* What to do
Copy each line of the entries beneath that contains the word "Disparity".

-------- Data provided

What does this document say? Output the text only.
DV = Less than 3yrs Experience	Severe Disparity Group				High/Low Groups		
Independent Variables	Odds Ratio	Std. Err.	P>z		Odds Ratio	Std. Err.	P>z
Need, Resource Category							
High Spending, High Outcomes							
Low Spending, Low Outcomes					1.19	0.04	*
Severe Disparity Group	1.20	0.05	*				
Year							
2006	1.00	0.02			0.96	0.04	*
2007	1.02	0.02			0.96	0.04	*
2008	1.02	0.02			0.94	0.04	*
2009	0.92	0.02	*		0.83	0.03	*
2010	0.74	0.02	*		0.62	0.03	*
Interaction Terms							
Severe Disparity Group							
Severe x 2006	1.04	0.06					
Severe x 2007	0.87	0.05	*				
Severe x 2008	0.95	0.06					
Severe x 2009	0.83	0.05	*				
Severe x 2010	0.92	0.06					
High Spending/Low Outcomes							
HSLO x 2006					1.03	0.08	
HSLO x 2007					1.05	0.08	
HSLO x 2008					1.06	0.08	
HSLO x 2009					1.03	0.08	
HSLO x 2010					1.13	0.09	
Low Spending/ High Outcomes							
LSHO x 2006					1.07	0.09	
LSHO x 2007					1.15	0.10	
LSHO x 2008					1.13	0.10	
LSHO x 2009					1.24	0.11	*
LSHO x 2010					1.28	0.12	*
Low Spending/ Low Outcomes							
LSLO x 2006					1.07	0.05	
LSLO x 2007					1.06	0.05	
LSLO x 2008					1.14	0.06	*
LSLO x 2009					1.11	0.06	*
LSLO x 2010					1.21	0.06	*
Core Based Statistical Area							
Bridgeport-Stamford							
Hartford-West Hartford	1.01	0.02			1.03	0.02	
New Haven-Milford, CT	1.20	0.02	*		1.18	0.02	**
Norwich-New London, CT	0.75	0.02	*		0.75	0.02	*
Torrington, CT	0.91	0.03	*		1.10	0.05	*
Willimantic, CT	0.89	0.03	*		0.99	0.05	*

----------------

* Complete response
DV = Less than 3yrs Experience	Severe Disparity Group				High/Low Groups		
Severe Disparity Group	1.20	0.05	*				
Severe Disparity Group							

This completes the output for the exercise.